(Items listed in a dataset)
- - - - - - -

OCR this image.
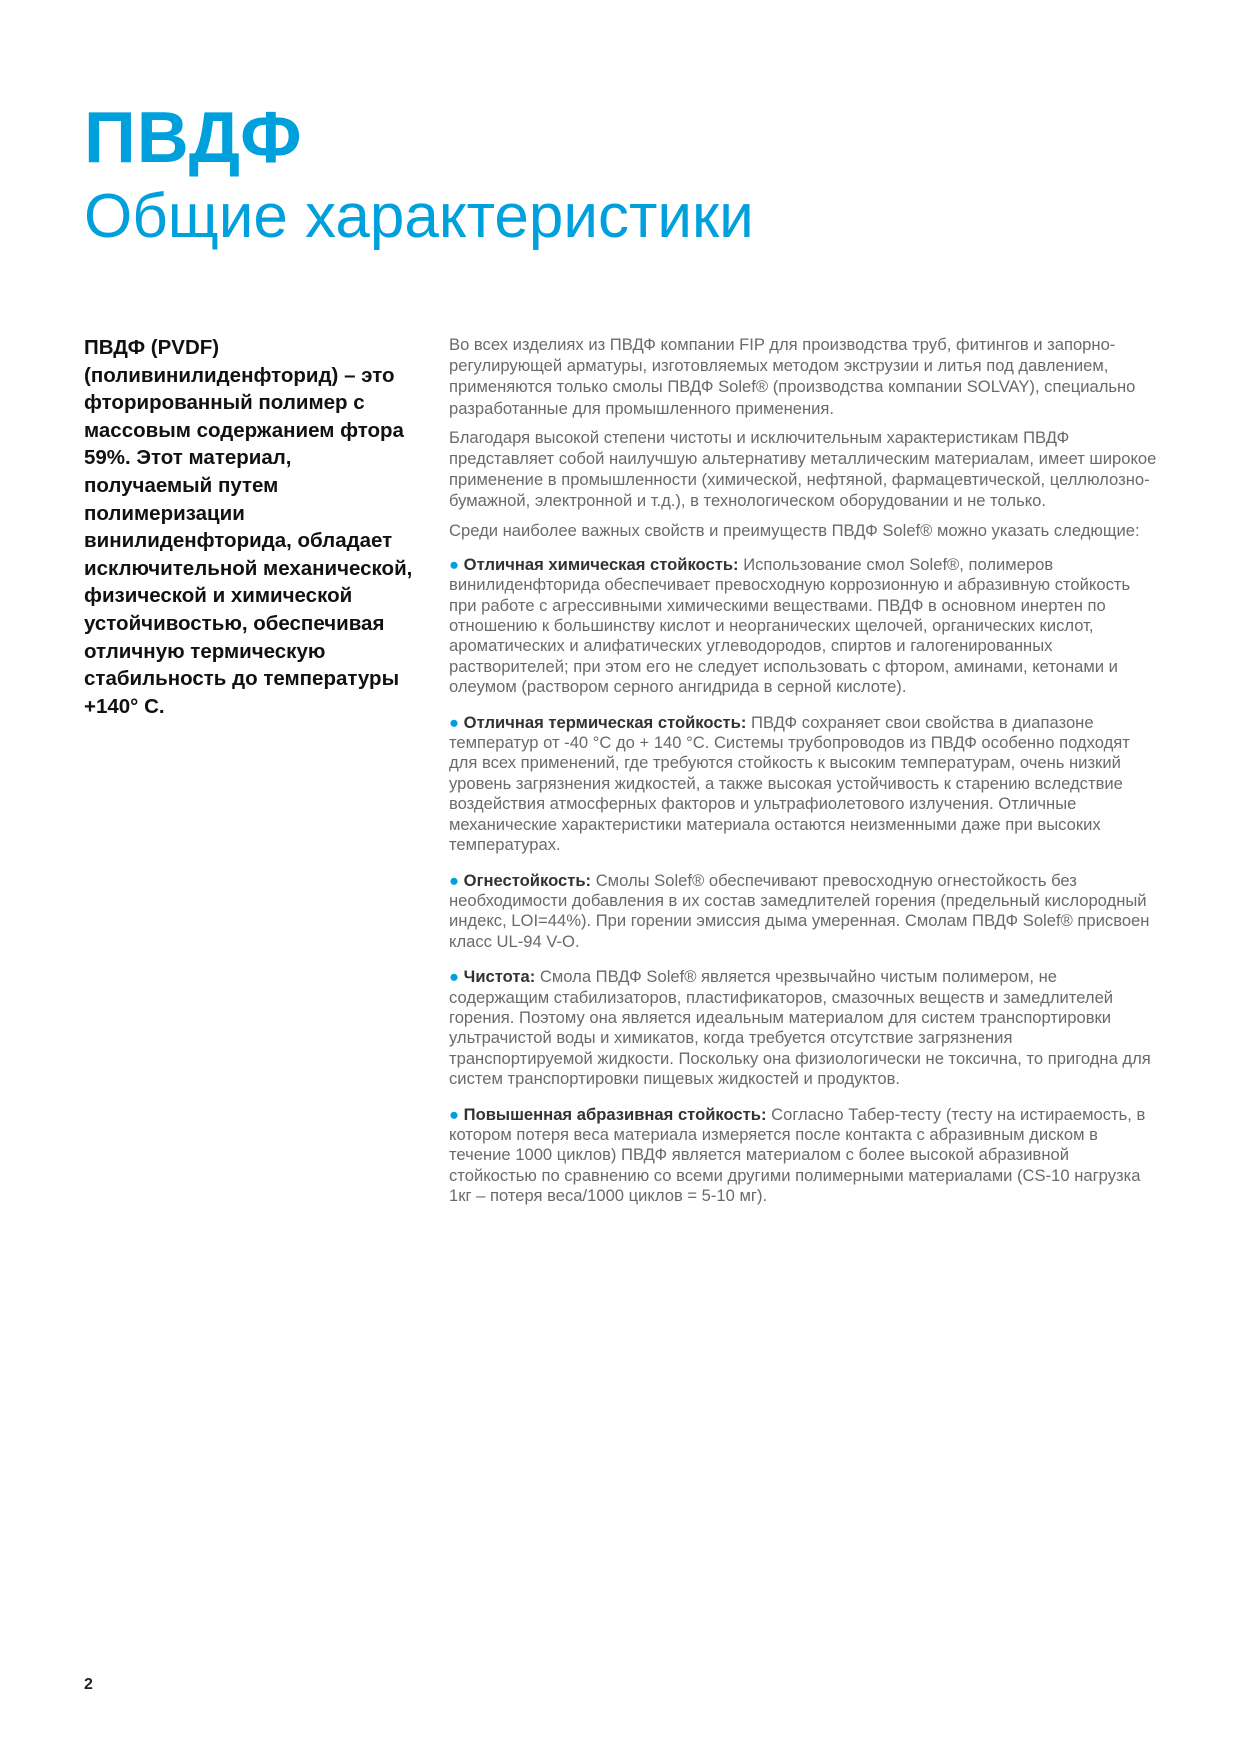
ПВДФ
Общие характеристики

ПВДФ (PVDF) (поливинилиденфторид) – это фторированный полимер с массовым содержанием фтора 59%. Этот материал, получаемый путем полимеризации винилиденфторида, обладает исключительной механической, физической и химической устойчивостью, обеспечивая отличную термическую стабильность до температуры +140° С.

Во всех изделиях из ПВДФ компании FIP для производства труб, фитингов и запорно-регулирующей арматуры, изготовляемых методом экструзии и литья под давлением, применяются только смолы ПВДФ Solef® (производства компании SOLVAY), специально разработанные для промышленного применения.

Благодаря высокой степени чистоты и исключительным характеристикам ПВДФ представляет собой наилучшую альтернативу металлическим материалам, имеет широкое применение в промышленности (химической, нефтяной, фармацевтической, целлюлозно-бумажной, электронной и т.д.), в технологическом оборудовании и не только.

Среди наиболее важных свойств и преимуществ ПВДФ Solef® можно указать следющие:

● Отличная химическая стойкость: Использование смол Solef®, полимеров винилиденфторида обеспечивает превосходную коррозионную и абразивную стойкость при работе с агрессивными химическими веществами. ПВДФ в основном инертен по отношению к большинству кислот и неорганических щелочей, органических кислот, ароматических и алифатических углеводородов, спиртов и галогенированных растворителей; при этом его не следует использовать с фтором, аминами, кетонами и олеумом (раствором серного ангидрида в серной кислоте).

● Отличная термическая стойкость: ПВДФ сохраняет свои свойства в диапазоне температур от -40 °С до + 140 °С. Системы трубопроводов из ПВДФ особенно подходят для всех применений, где требуются стойкость к высоким температурам, очень низкий уровень загрязнения жидкостей, а также высокая устойчивость к старению вследствие воздействия атмосферных факторов и ультрафиолетового излучения. Отличные механические характеристики материала остаются неизменными даже при высоких температурах.

● Огнестойкость: Смолы Solef® обеспечивают превосходную огнестойкость без необходимости добавления в их состав замедлителей горения (предельный кислородный индекс, LOI=44%). При горении эмиссия дыма умеренная. Смолам ПВДФ Solef® присвоен класс UL-94 V-O.

● Чистота: Смола ПВДФ Solef® является чрезвычайно чистым полимером, не содержащим стабилизаторов, пластификаторов, смазочных веществ и замедлителей горения. Поэтому она является идеальным материалом для систем транспортировки ультрачистой воды и химикатов, когда требуется отсутствие загрязнения транспортируемой жидкости. Поскольку она физиологически не токсична, то пригодна для систем транспортировки пищевых жидкостей и продуктов.

● Повышенная абразивная стойкость: Согласно Табер-тесту (тесту на истираемость, в котором потеря веса материала измеряется после контакта с абразивным диском в течение 1000 циклов) ПВДФ является материалом с более высокой абразивной стойкостью по сравнению со всеми другими полимерными материалами (CS-10 нагрузка 1кг – потеря веса/1000 циклов = 5-10 мг).

2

- - - - - - -

Task →
Look through the material and copy each line that has "горения".

Solved exercise →
● Огнестойкость: Смолы Solef® обеспечивают превосходную огнестойкость без необходимости добавления в их состав замедлителей горения (предельный кислородный индекс, LOI=44%). При горении эмиссия дыма умеренная. Смолам ПВДФ Solef® присвоен класс UL-94 V-O.
● Чистота: Смола ПВДФ Solef® является чрезвычайно чистым полимером, не содержащим стабилизаторов, пластификаторов, смазочных веществ и замедлителей горения. Поэтому она является идеальным материалом для систем транспортировки ультрачистой воды и химикатов, когда требуется отсутствие загрязнения транспортируемой жидкости. Поскольку она физиологически не токсична, то пригодна для систем транспортировки пищевых жидкостей и продуктов.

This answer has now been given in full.